» **Task description**
State how many lines contain "desired", and write nothing except that count.

Data entries for graphics

------------------------------------------------------------------------

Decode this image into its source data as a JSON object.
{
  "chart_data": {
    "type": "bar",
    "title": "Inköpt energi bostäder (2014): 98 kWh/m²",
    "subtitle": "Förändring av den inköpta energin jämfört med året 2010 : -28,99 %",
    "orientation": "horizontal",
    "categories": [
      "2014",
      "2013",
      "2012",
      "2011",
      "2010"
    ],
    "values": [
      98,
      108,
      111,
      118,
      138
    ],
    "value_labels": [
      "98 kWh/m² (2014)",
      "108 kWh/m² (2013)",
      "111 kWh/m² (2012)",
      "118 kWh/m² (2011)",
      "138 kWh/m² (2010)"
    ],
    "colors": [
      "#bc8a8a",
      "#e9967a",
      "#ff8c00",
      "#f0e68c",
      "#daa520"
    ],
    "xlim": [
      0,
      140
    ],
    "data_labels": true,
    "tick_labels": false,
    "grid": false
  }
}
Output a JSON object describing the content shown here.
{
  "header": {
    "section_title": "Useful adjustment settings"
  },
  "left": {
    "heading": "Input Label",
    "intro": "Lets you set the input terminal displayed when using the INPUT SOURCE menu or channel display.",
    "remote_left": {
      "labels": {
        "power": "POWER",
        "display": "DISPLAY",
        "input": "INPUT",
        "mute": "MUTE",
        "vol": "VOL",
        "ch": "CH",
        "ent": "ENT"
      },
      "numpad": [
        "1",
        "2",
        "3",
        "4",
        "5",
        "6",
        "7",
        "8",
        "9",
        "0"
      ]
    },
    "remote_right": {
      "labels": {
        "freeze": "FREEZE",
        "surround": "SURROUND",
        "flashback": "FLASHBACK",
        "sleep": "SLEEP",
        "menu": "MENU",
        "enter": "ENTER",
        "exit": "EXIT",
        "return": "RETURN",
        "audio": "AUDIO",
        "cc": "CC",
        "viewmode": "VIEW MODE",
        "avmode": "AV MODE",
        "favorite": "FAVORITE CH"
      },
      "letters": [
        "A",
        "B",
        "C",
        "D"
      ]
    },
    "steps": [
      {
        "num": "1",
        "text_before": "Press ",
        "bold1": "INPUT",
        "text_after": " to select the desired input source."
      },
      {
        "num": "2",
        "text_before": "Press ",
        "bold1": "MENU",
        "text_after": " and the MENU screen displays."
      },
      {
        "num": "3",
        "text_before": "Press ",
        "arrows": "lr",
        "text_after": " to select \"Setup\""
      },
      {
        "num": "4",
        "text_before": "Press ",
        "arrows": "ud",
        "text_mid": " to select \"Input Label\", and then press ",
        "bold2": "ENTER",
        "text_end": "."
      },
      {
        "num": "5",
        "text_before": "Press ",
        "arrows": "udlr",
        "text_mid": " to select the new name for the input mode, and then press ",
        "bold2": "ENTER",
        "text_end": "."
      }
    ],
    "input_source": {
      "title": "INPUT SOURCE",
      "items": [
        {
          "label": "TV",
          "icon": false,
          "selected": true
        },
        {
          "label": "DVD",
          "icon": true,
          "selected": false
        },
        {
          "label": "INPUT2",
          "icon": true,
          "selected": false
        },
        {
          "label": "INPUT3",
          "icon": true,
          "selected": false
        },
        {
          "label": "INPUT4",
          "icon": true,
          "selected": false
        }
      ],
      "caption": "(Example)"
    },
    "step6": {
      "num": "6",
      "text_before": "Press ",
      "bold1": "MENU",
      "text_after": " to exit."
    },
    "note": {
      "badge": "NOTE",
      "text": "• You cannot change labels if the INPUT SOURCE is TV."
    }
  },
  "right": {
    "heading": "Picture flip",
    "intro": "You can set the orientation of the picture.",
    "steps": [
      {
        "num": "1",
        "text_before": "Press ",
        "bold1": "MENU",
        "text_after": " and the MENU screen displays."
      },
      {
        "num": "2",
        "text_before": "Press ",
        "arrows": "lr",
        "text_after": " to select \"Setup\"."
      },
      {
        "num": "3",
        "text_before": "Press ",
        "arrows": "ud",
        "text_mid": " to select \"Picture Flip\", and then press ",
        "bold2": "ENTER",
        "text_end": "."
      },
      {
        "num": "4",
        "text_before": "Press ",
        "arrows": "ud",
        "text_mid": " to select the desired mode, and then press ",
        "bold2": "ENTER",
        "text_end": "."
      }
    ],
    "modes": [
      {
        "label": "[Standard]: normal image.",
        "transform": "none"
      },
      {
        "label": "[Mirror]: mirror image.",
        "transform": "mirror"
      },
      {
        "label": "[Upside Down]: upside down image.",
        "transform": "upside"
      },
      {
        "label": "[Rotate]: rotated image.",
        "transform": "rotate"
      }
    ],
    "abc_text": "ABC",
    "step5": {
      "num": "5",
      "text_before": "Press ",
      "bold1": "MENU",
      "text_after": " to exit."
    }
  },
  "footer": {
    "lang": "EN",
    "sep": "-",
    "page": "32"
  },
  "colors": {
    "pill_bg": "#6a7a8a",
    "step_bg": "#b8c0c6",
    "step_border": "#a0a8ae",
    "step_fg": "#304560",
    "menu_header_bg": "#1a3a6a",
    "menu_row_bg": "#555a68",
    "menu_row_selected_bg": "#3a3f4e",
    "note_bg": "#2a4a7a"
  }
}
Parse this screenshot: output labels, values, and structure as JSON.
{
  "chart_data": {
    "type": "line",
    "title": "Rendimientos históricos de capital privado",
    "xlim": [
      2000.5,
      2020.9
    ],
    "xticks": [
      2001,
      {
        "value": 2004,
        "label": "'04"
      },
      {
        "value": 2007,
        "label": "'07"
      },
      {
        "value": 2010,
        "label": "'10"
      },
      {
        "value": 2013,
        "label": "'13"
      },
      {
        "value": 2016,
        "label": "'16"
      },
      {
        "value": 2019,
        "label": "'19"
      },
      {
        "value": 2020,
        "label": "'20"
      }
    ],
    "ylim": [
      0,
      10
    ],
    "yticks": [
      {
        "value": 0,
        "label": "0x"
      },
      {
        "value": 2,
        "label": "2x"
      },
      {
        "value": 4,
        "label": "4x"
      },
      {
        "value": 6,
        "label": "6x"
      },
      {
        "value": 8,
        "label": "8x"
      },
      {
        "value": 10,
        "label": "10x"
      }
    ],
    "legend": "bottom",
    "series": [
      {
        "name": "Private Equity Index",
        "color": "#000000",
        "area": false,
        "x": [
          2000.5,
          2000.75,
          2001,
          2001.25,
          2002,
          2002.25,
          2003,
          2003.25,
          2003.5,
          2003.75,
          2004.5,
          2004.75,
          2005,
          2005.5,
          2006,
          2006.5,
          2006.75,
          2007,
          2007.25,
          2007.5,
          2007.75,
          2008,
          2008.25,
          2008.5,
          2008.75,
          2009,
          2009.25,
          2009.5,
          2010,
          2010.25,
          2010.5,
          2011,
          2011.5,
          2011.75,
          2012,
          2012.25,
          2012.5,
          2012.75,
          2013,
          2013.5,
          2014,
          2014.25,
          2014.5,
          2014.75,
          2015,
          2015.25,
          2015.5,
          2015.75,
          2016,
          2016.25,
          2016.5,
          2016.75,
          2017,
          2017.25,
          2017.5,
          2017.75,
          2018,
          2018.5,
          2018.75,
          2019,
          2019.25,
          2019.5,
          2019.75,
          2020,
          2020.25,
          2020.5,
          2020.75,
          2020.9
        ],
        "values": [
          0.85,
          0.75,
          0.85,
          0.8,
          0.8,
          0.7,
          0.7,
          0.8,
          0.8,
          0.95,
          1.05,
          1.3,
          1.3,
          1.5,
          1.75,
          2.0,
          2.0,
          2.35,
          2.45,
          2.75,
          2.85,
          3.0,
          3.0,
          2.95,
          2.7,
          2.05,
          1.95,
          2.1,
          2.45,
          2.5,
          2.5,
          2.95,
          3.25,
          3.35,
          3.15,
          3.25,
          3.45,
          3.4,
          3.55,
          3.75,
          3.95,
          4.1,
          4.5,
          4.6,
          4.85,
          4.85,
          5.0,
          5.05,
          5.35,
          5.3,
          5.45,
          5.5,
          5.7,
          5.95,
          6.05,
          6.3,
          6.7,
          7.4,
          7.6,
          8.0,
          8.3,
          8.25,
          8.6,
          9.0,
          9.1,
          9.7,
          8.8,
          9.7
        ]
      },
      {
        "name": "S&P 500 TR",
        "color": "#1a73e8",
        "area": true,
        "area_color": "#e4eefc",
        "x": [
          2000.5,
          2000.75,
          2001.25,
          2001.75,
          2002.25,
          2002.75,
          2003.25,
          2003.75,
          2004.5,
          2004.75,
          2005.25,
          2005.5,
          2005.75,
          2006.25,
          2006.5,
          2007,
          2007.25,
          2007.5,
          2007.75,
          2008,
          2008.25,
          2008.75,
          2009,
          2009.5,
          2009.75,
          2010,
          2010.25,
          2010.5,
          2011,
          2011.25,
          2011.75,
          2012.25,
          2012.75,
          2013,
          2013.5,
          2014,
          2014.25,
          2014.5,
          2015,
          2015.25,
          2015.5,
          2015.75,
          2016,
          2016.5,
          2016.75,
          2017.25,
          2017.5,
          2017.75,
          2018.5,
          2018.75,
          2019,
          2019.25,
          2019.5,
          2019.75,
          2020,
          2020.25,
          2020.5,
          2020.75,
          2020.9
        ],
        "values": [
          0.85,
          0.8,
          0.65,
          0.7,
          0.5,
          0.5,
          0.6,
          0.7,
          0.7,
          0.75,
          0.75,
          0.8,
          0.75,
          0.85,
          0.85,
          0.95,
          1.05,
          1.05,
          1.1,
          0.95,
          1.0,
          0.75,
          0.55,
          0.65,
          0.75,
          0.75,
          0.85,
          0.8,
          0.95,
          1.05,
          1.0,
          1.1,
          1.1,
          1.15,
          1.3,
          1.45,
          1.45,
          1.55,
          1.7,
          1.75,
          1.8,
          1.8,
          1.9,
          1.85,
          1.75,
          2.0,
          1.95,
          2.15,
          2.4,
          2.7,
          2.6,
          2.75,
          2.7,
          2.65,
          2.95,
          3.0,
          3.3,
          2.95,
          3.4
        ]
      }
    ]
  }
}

------------------------------------------------------------------------

» **Exercise output**
2